### DATA LINES

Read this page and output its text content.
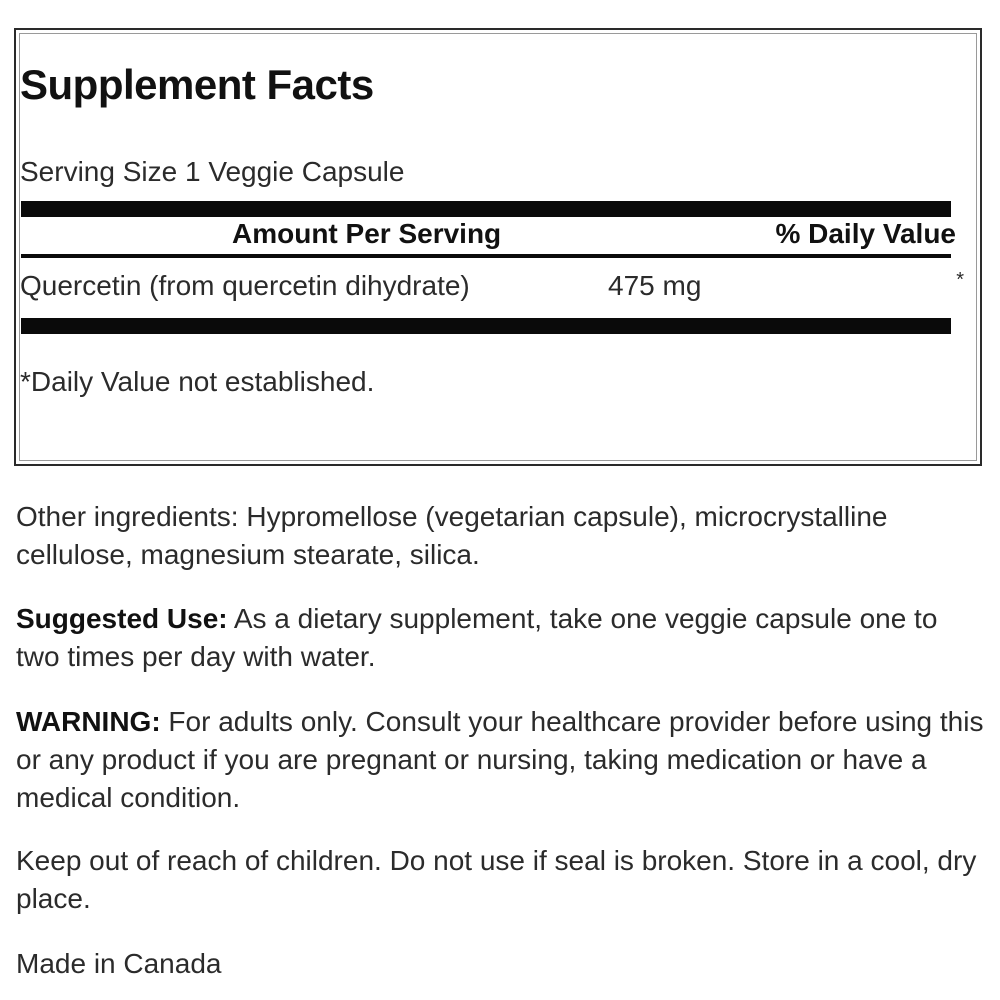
Supplement Facts
Serving Size 1 Veggie Capsule
Amount Per Serving	% Daily Value
Quercetin (from quercetin dihydrate)	475 mg	*
*Daily Value not established.

Other ingredients: Hypromellose (vegetarian capsule), microcrystalline cellulose, magnesium stearate, silica.

Suggested Use: As a dietary supplement, take one veggie capsule one to two times per day with water.

WARNING: For adults only. Consult your healthcare provider before using this or any product if you are pregnant or nursing, taking medication or have a medical condition.

Keep out of reach of children. Do not use if seal is broken. Store in a cool, dry place.

Made in Canada
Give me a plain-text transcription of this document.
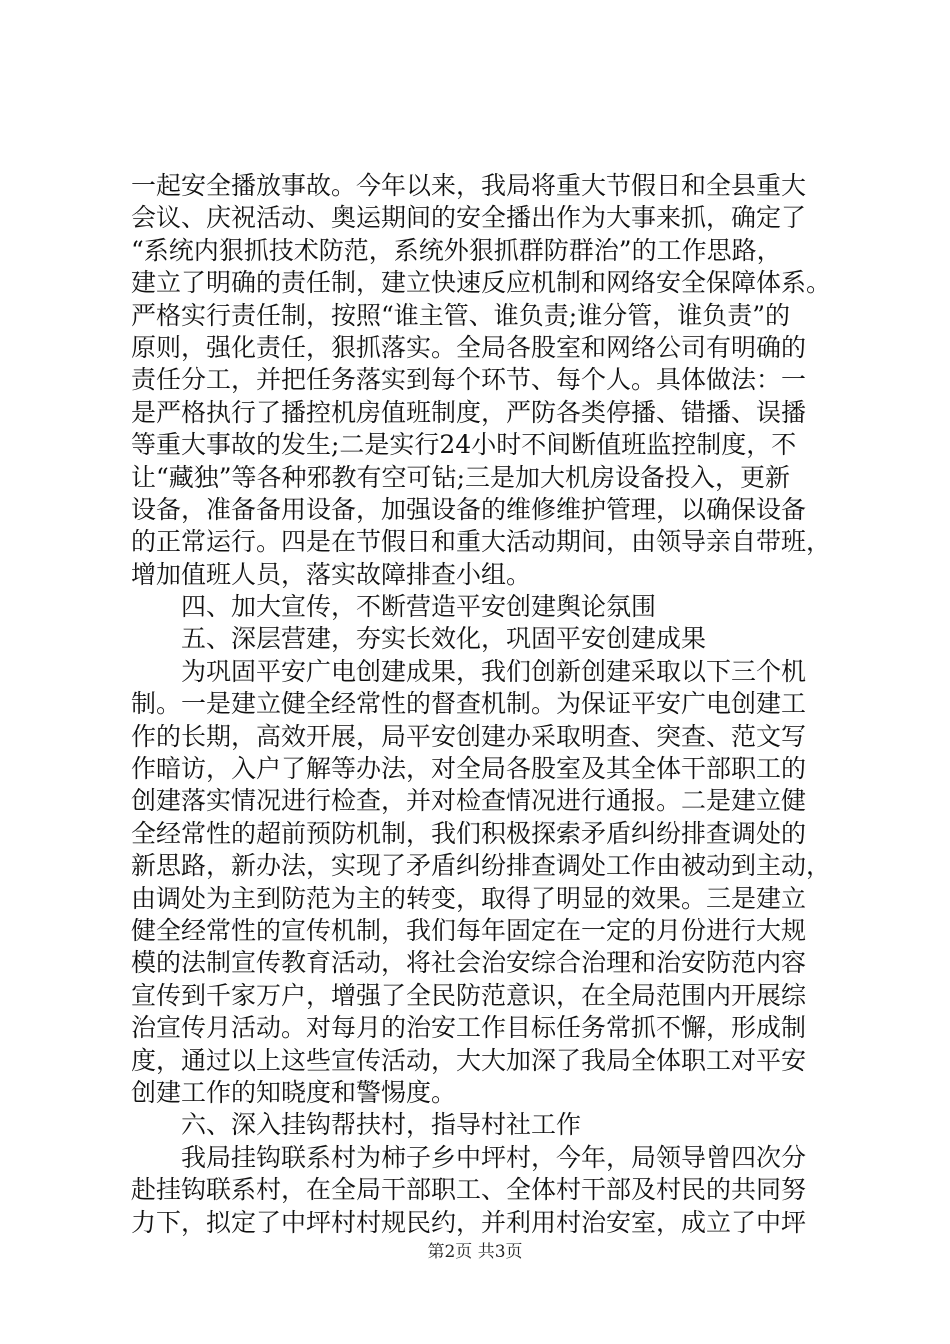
一起安全播放事故。今年以来，我局将重大节假日和全县重大
会议、庆祝活动、奥运期间的安全播出作为大事来抓，确定了
“系统内狠抓技术防范，系统外狠抓群防群治”的工作思路，
建立了明确的责任制，建立快速反应机制和网络安全保障体系。
严格实行责任制，按照“谁主管、谁负责;谁分管，谁负责”的
原则，强化责任，狠抓落实。全局各股室和网络公司有明确的
责任分工，并把任务落实到每个环节、每个人。具体做法：一
是严格执行了播控机房值班制度，严防各类停播、错播、误播
等重大事故的发生;二是实行24小时不间断值班监控制度，不
让“藏独”等各种邪教有空可钻;三是加大机房设备投入，更新
设备，准备备用设备，加强设备的维修维护管理，以确保设备
的正常运行。四是在节假日和重大活动期间，由领导亲自带班，
增加值班人员，落实故障排查小组。
四、加大宣传，不断营造平安创建舆论氛围
五、深层营建，夯实长效化，巩固平安创建成果
为巩固平安广电创建成果，我们创新创建采取以下三个机
制。一是建立健全经常性的督查机制。为保证平安广电创建工
作的长期，高效开展，局平安创建办采取明查、突查、范文写
作暗访，入户了解等办法，对全局各股室及其全体干部职工的
创建落实情况进行检查，并对检查情况进行通报。二是建立健
全经常性的超前预防机制，我们积极探索矛盾纠纷排查调处的
新思路，新办法，实现了矛盾纠纷排查调处工作由被动到主动，
由调处为主到防范为主的转变，取得了明显的效果。三是建立
健全经常性的宣传机制，我们每年固定在一定的月份进行大规
模的法制宣传教育活动，将社会治安综合治理和治安防范内容
宣传到千家万户，增强了全民防范意识，在全局范围内开展综
治宣传月活动。对每月的治安工作目标任务常抓不懈，形成制
度，通过以上这些宣传活动，大大加深了我局全体职工对平安
创建工作的知晓度和警惕度。
六、深入挂钩帮扶村，指导村社工作
我局挂钩联系村为柿子乡中坪村，今年，局领导曾四次分
赴挂钩联系村，在全局干部职工、全体村干部及村民的共同努
力下，拟定了中坪村村规民约，并利用村治安室，成立了中坪
第2页 共3页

######

**AIM OF THE EXERCISE**: Quote every record above exactly, omitting any pictures they contain.

**FINAL RESULT**:
Read this page and output its text content.
Supplement Facts
Serving Size 1 Veggie Capsule
Amount Per Serving	% Daily Value
Quercetin (from quercetin dihydrate)	475 mg	*
*Daily Value not established.

Other ingredients: Hypromellose (vegetarian capsule), microcrystalline cellulose, magnesium stearate, silica.

Suggested Use: As a dietary supplement, take one veggie capsule one to two times per day with water.

WARNING: For adults only. Consult your healthcare provider before using this or any product if you are pregnant or nursing, taking medication or have a medical condition.

Keep out of reach of children. Do not use if seal is broken. Store in a cool, dry place.

Made in Canada
Give me a plain-text transcription of this document.
一起安全播放事故。今年以来，我局将重大节假日和全县重大
会议、庆祝活动、奥运期间的安全播出作为大事来抓，确定了
“系统内狠抓技术防范，系统外狠抓群防群治”的工作思路，
建立了明确的责任制，建立快速反应机制和网络安全保障体系。
严格实行责任制，按照“谁主管、谁负责;谁分管，谁负责”的
原则，强化责任，狠抓落实。全局各股室和网络公司有明确的
责任分工，并把任务落实到每个环节、每个人。具体做法：一
是严格执行了播控机房值班制度，严防各类停播、错播、误播
等重大事故的发生;二是实行24小时不间断值班监控制度，不
让“藏独”等各种邪教有空可钻;三是加大机房设备投入，更新
设备，准备备用设备，加强设备的维修维护管理，以确保设备
的正常运行。四是在节假日和重大活动期间，由领导亲自带班，
增加值班人员，落实故障排查小组。
四、加大宣传，不断营造平安创建舆论氛围
五、深层营建，夯实长效化，巩固平安创建成果
为巩固平安广电创建成果，我们创新创建采取以下三个机
制。一是建立健全经常性的督查机制。为保证平安广电创建工
作的长期，高效开展，局平安创建办采取明查、突查、范文写
作暗访，入户了解等办法，对全局各股室及其全体干部职工的
创建落实情况进行检查，并对检查情况进行通报。二是建立健
全经常性的超前预防机制，我们积极探索矛盾纠纷排查调处的
新思路，新办法，实现了矛盾纠纷排查调处工作由被动到主动，
由调处为主到防范为主的转变，取得了明显的效果。三是建立
健全经常性的宣传机制，我们每年固定在一定的月份进行大规
模的法制宣传教育活动，将社会治安综合治理和治安防范内容
宣传到千家万户，增强了全民防范意识，在全局范围内开展综
治宣传月活动。对每月的治安工作目标任务常抓不懈，形成制
度，通过以上这些宣传活动，大大加深了我局全体职工对平安
创建工作的知晓度和警惕度。
六、深入挂钩帮扶村，指导村社工作
我局挂钩联系村为柿子乡中坪村，今年，局领导曾四次分
赴挂钩联系村，在全局干部职工、全体村干部及村民的共同努
力下，拟定了中坪村村规民约，并利用村治安室，成立了中坪
第2页 共3页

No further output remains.